- WHAT TO WORK ON
Transcribe every entry word for word. Skip the pictures.

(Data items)
## start
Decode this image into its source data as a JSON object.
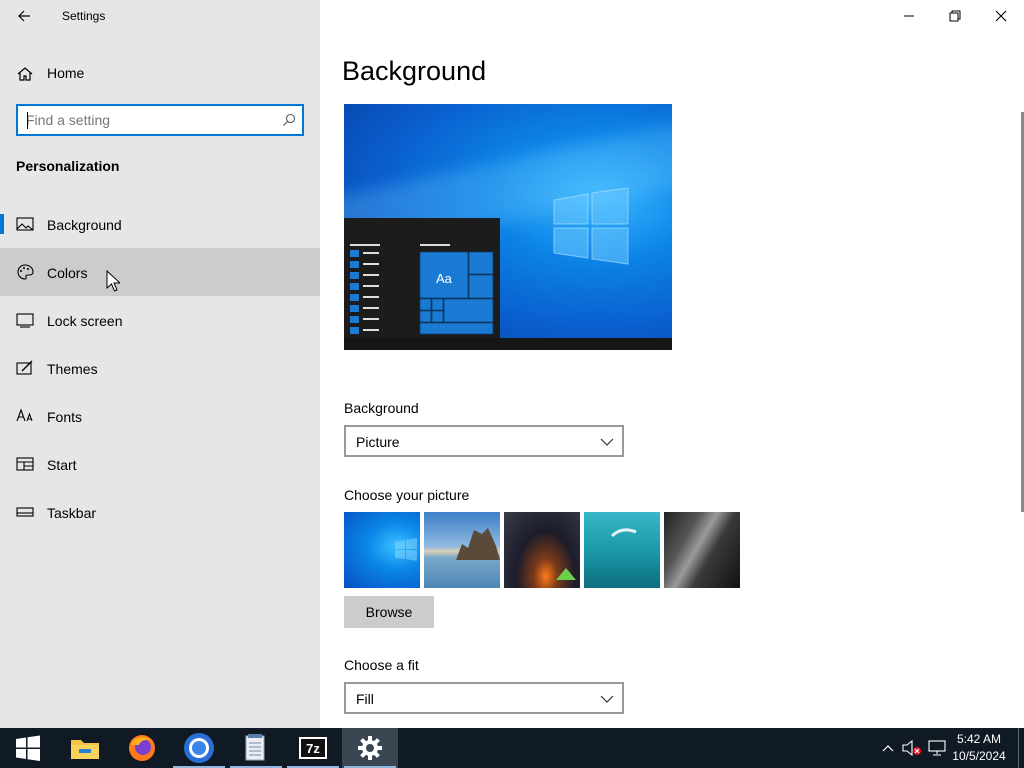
{
  "window": {
    "title": "Settings"
  },
  "sidebar": {
    "home_label": "Home",
    "search_placeholder": "Find a setting",
    "section_title": "Personalization",
    "items": [
      {
        "label": "Background",
        "icon": "picture-icon"
      },
      {
        "label": "Colors",
        "icon": "palette-icon"
      },
      {
        "label": "Lock screen",
        "icon": "lock-screen-icon"
      },
      {
        "label": "Themes",
        "icon": "themes-icon"
      },
      {
        "label": "Fonts",
        "icon": "fonts-icon"
      },
      {
        "label": "Start",
        "icon": "start-icon"
      },
      {
        "label": "Taskbar",
        "icon": "taskbar-icon"
      }
    ],
    "selected_item": "Background",
    "hovered_item": "Colors"
  },
  "main": {
    "page_title": "Background",
    "preview_tile_text": "Aa",
    "background_label": "Background",
    "background_value": "Picture",
    "choose_picture_label": "Choose your picture",
    "browse_label": "Browse",
    "choose_fit_label": "Choose a fit",
    "fit_value": "Fill"
  },
  "taskbar": {
    "apps": [
      "Start",
      "File Explorer",
      "Firefox",
      "Chrome",
      "Notepad",
      "7-Zip",
      "Settings"
    ],
    "active_app": "Settings",
    "time": "5:42 AM",
    "date": "10/5/2024"
  },
  "colors": {
    "accent": "#0078d7",
    "sidebar_bg": "#e6e6e6",
    "taskbar_bg": "#101a24"
  }
}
## end
- FULL SOLUTION
Decode this image into its source data as a JSON object.
{
  "window": {
    "title": "Settings"
  },
  "sidebar": {
    "home_label": "Home",
    "search_placeholder": "Find a setting",
    "section_title": "Personalization",
    "items": [
      {
        "label": "Background",
        "icon": "picture-icon"
      },
      {
        "label": "Colors",
        "icon": "palette-icon"
      },
      {
        "label": "Lock screen",
        "icon": "lock-screen-icon"
      },
      {
        "label": "Themes",
        "icon": "themes-icon"
      },
      {
        "label": "Fonts",
        "icon": "fonts-icon"
      },
      {
        "label": "Start",
        "icon": "start-icon"
      },
      {
        "label": "Taskbar",
        "icon": "taskbar-icon"
      }
    ],
    "selected_item": "Background",
    "hovered_item": "Colors"
  },
  "main": {
    "page_title": "Background",
    "preview_tile_text": "Aa",
    "background_label": "Background",
    "background_value": "Picture",
    "choose_picture_label": "Choose your picture",
    "browse_label": "Browse",
    "choose_fit_label": "Choose a fit",
    "fit_value": "Fill"
  },
  "taskbar": {
    "apps": [
      "Start",
      "File Explorer",
      "Firefox",
      "Chrome",
      "Notepad",
      "7-Zip",
      "Settings"
    ],
    "active_app": "Settings",
    "time": "5:42 AM",
    "date": "10/5/2024"
  },
  "colors": {
    "accent": "#0078d7",
    "sidebar_bg": "#e6e6e6",
    "taskbar_bg": "#101a24"
  }
}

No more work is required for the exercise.